**ITEMS**
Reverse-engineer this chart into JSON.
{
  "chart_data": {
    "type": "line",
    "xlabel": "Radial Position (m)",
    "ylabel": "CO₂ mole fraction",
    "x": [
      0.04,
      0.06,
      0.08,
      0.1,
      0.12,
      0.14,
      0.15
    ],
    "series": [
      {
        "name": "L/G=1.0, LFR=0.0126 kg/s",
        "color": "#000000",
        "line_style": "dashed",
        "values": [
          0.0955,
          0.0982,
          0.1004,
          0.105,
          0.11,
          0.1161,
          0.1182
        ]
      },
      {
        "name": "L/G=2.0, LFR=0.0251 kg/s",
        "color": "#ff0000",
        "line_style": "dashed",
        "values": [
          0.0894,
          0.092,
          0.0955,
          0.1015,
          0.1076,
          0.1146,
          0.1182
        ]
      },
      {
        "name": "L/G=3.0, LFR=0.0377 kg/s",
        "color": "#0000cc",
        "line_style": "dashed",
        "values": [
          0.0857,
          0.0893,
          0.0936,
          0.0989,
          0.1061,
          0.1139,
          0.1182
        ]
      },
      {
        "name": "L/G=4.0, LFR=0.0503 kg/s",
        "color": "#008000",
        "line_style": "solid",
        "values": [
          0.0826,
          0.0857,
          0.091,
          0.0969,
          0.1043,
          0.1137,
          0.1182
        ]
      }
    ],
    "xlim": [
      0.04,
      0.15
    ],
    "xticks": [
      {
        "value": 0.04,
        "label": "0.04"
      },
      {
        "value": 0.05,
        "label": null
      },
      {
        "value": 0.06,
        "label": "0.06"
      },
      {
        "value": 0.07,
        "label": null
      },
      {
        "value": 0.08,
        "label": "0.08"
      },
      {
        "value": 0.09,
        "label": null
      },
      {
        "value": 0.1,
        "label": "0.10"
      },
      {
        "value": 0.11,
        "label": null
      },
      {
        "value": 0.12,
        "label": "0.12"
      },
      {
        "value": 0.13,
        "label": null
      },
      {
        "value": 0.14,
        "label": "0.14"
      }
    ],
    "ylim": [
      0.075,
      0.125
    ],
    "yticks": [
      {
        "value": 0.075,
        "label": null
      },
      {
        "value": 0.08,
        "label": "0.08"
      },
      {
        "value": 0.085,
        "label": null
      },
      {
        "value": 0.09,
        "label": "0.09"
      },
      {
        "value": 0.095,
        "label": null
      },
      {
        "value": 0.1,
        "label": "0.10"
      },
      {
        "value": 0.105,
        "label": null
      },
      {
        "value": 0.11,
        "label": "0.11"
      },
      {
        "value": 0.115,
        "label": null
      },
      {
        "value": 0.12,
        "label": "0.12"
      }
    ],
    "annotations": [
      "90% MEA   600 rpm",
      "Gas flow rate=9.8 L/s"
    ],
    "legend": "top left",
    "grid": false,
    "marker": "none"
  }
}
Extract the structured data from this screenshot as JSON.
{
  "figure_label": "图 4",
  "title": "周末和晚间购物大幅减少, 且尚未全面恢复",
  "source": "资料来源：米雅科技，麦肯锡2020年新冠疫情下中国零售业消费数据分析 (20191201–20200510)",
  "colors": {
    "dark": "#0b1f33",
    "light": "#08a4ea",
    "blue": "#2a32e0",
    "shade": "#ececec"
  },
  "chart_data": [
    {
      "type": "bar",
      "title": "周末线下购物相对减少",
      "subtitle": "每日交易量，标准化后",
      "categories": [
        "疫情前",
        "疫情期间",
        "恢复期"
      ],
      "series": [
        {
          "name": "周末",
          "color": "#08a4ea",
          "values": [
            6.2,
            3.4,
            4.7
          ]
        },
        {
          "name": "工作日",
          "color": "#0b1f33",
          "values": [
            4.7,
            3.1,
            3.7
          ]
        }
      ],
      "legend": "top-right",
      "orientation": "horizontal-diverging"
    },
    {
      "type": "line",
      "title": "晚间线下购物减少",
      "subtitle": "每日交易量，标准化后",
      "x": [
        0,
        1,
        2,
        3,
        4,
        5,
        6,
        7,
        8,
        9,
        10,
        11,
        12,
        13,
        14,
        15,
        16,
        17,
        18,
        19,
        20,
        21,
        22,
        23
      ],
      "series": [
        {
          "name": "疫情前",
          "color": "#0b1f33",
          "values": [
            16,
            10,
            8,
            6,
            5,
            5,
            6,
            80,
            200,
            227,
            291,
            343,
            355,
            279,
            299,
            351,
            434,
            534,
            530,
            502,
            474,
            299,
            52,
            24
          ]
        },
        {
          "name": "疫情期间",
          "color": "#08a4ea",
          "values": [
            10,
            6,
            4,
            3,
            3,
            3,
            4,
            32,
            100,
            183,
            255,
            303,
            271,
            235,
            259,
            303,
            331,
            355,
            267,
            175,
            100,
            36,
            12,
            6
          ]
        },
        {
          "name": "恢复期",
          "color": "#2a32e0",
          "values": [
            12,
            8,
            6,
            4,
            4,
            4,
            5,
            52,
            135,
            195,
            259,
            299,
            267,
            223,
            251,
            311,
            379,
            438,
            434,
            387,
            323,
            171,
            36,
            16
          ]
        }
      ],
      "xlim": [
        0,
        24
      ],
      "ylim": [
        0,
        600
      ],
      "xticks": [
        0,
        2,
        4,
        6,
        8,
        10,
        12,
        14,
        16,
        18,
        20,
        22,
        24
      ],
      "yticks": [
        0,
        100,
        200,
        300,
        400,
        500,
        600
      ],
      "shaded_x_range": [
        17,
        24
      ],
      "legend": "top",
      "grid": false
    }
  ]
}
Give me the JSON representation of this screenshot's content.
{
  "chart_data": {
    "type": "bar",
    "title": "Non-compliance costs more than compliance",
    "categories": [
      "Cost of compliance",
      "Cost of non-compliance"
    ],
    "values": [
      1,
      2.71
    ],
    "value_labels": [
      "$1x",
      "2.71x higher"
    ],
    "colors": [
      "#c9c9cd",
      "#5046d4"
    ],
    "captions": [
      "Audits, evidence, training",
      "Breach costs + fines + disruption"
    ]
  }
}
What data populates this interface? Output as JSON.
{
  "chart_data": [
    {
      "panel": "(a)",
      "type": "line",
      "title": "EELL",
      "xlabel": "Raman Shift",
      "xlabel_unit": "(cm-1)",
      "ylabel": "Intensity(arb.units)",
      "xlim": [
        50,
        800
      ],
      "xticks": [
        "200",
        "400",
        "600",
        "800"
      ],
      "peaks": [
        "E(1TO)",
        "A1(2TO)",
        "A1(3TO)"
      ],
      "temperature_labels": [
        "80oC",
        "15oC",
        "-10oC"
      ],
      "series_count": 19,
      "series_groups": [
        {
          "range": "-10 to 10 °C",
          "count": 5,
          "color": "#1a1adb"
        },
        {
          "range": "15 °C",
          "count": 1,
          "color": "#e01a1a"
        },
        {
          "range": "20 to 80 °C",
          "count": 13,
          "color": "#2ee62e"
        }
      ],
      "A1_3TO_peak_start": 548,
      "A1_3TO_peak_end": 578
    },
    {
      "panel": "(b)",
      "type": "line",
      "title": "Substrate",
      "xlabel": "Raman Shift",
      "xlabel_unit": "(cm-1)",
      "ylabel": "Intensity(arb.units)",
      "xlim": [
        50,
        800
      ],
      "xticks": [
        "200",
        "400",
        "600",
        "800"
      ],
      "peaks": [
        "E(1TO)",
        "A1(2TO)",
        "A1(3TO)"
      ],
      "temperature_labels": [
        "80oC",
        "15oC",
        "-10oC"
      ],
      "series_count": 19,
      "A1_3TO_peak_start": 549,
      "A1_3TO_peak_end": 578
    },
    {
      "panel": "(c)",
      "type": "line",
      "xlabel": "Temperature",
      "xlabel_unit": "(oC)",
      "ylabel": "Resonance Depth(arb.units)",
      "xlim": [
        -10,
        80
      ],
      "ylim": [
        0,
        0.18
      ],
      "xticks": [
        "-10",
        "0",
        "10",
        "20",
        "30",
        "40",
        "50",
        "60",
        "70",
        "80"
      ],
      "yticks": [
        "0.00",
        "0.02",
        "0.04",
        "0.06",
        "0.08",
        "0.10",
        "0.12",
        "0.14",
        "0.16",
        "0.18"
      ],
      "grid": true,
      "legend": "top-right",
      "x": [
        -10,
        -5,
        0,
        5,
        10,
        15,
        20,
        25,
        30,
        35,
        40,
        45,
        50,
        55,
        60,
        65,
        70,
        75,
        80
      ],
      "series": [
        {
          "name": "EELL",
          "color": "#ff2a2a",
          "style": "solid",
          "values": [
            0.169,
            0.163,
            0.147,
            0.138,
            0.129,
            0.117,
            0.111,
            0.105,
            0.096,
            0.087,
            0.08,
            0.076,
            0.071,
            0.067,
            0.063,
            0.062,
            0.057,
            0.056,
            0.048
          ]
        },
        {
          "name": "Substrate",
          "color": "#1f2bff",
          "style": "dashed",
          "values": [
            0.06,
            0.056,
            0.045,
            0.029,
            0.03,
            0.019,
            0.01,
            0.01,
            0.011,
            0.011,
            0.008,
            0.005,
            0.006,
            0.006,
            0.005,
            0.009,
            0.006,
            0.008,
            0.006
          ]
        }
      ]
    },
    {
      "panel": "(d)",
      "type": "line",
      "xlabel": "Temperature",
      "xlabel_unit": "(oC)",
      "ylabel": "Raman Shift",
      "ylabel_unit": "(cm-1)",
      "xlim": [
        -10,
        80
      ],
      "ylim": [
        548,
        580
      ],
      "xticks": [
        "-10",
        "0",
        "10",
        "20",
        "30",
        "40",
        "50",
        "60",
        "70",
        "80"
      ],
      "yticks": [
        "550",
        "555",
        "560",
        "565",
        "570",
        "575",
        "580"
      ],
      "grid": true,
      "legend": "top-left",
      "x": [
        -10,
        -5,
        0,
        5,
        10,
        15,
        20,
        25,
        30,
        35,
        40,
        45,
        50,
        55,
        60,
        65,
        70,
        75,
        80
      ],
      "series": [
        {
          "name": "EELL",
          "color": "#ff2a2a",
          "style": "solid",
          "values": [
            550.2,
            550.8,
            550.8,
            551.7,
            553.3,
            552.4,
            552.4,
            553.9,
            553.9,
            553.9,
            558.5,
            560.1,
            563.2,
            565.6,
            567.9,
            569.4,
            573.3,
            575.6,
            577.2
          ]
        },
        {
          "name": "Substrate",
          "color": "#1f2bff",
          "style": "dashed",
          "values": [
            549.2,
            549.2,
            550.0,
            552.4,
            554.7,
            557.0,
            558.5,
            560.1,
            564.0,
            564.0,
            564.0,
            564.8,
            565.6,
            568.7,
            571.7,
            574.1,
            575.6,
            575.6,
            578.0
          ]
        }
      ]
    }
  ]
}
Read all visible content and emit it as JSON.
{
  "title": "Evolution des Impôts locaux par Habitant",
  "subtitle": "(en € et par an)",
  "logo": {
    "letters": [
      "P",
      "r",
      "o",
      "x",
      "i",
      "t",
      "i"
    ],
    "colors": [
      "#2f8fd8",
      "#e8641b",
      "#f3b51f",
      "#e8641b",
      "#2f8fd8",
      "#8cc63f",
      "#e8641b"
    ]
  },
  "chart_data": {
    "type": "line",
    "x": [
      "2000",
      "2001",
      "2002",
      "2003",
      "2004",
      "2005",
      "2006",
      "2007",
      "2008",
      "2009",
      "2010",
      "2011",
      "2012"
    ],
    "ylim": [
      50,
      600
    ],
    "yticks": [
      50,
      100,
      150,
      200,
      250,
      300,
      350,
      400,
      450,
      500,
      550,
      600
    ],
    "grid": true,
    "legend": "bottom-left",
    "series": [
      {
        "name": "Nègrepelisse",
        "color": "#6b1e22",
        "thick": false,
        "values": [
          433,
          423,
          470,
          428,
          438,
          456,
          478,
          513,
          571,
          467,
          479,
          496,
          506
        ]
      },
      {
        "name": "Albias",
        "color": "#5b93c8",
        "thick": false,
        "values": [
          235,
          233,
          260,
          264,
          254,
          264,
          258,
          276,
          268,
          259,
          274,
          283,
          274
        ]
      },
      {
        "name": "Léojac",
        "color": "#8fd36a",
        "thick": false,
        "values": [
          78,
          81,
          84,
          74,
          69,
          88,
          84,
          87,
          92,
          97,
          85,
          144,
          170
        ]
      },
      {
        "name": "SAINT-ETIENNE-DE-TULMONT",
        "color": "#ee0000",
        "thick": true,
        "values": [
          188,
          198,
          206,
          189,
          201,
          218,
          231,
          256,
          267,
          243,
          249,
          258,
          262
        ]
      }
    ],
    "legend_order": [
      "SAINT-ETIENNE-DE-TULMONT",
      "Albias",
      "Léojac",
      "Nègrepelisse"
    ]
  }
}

**SET EXERCISE**
From the data above, pick out each line containing "ETIENNE" and copy it.

**REPLY**
        "name": "SAINT-ETIENNE-DE-TULMONT",
      "SAINT-ETIENNE-DE-TULMONT",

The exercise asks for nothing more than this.